[TASK DESCRIPTION]:
Format the material from the line containing "For every button, label, input, icon, or" to the line containing "stats-col-sun-bg: [559, 488, 676, 559]" as a numbered list, leaving out any blank lines.

[TASK INPUTS]:
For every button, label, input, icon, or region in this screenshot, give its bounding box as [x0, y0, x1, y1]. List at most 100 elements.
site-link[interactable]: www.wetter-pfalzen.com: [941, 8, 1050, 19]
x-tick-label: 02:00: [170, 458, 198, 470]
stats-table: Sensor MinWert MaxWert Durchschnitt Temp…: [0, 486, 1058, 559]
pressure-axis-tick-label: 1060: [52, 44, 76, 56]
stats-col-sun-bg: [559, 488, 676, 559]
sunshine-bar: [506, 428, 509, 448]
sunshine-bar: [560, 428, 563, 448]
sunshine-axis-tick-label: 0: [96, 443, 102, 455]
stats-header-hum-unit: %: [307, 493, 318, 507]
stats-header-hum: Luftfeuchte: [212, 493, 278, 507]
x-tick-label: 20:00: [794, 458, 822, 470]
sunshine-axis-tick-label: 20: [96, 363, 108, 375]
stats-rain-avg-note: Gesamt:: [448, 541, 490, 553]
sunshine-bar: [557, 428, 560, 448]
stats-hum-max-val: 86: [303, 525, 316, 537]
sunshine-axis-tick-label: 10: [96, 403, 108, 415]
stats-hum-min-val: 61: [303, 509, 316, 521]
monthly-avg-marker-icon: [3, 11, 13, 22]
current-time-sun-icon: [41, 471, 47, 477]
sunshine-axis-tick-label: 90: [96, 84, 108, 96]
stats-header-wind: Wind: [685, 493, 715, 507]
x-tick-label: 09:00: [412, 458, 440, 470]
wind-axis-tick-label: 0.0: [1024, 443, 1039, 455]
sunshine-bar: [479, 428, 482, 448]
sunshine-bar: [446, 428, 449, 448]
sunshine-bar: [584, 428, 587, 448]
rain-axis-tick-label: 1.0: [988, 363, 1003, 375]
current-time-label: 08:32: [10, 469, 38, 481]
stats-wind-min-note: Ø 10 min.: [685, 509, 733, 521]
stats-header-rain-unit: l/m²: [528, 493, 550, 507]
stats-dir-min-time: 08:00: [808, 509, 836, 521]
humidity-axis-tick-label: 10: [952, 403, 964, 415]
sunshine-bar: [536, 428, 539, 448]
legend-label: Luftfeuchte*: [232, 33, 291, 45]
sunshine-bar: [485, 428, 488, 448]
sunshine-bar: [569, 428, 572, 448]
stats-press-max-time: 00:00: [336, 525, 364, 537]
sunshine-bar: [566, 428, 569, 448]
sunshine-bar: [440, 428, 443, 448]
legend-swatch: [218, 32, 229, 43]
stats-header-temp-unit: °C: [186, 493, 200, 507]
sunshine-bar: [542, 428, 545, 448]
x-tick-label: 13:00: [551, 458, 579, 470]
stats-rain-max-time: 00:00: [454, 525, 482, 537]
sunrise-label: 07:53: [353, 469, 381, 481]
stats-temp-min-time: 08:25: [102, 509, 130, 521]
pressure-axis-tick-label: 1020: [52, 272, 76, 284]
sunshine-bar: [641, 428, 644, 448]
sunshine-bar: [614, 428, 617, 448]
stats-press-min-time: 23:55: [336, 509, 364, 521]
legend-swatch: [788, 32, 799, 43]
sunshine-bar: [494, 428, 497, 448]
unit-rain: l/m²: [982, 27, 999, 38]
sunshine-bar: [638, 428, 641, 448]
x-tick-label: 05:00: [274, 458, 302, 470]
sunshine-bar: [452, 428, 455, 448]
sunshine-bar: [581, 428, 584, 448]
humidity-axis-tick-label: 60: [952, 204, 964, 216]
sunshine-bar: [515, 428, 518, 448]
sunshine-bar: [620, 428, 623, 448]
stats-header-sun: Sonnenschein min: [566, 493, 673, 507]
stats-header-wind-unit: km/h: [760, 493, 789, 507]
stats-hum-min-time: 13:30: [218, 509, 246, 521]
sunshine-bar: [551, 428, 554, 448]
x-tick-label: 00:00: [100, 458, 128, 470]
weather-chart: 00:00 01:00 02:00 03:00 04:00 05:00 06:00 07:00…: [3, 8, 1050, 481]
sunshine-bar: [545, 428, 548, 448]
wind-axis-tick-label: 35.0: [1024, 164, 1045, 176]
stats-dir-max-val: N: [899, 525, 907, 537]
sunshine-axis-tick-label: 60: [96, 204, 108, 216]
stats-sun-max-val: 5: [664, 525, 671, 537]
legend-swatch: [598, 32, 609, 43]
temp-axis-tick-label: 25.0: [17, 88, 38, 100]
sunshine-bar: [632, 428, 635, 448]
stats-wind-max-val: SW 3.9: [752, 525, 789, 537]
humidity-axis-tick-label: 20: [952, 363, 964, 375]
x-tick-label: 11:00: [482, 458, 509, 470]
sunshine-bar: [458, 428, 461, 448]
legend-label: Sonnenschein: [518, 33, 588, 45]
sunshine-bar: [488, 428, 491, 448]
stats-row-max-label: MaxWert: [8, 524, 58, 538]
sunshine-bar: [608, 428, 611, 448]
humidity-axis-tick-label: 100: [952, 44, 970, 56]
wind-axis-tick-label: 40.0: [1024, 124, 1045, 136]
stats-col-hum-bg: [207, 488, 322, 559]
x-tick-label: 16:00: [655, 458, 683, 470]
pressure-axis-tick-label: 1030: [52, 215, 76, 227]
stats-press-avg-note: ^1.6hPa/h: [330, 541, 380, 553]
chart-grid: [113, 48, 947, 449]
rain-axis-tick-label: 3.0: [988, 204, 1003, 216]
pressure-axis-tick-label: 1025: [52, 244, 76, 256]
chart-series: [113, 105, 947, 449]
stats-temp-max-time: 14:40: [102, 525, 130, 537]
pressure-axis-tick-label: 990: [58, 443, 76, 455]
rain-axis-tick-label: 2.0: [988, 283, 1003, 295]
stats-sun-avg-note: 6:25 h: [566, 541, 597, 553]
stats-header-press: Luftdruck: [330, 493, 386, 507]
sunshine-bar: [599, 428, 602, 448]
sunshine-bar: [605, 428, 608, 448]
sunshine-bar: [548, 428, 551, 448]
* * *
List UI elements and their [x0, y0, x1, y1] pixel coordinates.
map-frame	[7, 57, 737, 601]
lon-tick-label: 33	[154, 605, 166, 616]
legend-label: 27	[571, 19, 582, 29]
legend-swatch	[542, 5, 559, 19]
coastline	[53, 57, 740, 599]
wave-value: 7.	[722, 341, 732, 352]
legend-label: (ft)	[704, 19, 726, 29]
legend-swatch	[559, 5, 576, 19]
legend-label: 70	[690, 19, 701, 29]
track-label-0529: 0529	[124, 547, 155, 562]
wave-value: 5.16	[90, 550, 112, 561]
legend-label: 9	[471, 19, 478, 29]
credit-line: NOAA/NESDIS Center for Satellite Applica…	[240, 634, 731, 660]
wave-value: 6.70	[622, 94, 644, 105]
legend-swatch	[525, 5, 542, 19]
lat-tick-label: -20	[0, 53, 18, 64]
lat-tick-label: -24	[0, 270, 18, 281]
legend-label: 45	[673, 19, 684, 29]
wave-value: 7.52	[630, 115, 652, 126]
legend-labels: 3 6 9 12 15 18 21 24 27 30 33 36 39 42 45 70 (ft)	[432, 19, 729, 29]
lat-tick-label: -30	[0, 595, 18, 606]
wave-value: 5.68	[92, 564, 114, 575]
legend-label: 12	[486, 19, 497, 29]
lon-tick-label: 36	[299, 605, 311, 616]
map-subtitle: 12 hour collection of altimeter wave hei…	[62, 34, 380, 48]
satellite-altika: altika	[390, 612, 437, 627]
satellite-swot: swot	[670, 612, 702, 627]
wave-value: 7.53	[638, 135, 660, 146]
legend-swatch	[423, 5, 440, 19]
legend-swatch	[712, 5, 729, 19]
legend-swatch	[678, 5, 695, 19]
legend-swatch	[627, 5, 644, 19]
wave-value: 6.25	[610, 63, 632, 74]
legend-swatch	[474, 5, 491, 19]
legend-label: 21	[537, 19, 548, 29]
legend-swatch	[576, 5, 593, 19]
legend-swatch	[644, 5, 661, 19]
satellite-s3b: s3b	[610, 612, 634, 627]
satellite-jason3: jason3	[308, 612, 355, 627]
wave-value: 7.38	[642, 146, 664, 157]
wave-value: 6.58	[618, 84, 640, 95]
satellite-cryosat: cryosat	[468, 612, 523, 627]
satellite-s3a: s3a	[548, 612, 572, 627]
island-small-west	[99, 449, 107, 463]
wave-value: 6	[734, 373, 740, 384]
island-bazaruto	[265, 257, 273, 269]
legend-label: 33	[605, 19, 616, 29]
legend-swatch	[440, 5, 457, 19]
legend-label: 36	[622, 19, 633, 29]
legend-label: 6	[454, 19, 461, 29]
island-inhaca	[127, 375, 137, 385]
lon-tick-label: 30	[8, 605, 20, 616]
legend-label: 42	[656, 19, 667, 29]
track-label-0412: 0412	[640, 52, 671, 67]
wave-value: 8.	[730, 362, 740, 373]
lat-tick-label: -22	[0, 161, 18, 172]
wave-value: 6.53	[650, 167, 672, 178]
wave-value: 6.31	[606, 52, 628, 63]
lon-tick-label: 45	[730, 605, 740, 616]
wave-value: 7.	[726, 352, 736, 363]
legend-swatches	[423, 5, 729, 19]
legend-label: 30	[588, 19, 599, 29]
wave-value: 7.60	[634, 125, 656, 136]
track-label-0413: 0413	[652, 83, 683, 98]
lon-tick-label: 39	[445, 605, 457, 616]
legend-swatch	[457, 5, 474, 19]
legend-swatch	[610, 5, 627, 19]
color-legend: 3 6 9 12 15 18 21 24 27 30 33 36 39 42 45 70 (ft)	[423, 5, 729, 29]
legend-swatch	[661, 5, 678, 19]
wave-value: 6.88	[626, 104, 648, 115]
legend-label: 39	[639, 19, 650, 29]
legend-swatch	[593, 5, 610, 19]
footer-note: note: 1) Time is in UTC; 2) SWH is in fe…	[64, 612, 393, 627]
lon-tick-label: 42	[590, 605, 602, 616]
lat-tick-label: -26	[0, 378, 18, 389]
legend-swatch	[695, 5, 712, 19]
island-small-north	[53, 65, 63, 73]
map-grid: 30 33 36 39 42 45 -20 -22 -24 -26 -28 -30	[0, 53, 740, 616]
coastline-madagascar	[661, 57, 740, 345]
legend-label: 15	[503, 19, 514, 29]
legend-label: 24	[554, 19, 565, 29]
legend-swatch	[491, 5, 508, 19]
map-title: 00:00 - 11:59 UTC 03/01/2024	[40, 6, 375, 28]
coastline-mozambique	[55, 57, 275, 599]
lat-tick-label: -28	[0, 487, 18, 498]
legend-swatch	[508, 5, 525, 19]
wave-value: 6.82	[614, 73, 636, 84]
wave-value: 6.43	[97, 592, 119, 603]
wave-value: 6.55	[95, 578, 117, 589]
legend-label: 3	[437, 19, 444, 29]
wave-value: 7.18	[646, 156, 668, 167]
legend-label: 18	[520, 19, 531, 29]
...
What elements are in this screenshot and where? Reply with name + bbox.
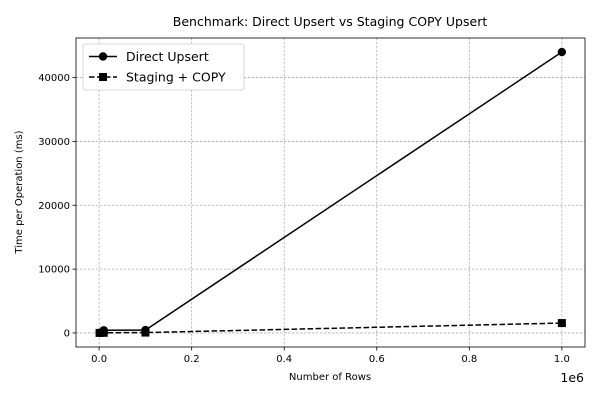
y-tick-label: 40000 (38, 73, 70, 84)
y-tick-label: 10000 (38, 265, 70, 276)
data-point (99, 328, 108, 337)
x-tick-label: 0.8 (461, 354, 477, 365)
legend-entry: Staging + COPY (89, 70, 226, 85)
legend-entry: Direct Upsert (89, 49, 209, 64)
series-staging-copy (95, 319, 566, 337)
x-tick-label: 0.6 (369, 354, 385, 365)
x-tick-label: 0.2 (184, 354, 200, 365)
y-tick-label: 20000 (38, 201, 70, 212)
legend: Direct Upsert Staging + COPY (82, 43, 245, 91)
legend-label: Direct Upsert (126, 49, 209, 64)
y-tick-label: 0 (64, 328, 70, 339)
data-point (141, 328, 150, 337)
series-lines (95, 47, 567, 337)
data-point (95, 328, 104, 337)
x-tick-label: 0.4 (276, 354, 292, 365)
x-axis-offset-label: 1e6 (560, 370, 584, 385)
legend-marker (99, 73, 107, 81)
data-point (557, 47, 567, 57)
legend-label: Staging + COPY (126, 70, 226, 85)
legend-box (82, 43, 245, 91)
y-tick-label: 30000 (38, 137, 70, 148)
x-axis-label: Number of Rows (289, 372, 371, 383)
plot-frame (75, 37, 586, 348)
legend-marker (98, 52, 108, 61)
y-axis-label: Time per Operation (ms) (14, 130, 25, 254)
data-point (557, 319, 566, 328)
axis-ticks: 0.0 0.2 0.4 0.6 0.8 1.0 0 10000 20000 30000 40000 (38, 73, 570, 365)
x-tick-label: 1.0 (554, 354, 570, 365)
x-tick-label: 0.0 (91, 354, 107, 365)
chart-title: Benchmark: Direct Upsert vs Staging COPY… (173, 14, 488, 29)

[SOLUTION]:
1. For every button, label, input, icon, or region in this screenshot, give its bounding box as [x0, y0, x1, y1]. List at most 100 elements.
2. site-link[interactable]: www.wetter-pfalzen.com: [941, 8, 1050, 19]
3. x-tick-label: 02:00: [170, 458, 198, 470]
4. stats-table: Sensor MinWert MaxWert Durchschnitt Temp…: [0, 486, 1058, 559]
5. pressure-axis-tick-label: 1060: [52, 44, 76, 56]
6. stats-col-sun-bg: [559, 488, 676, 559]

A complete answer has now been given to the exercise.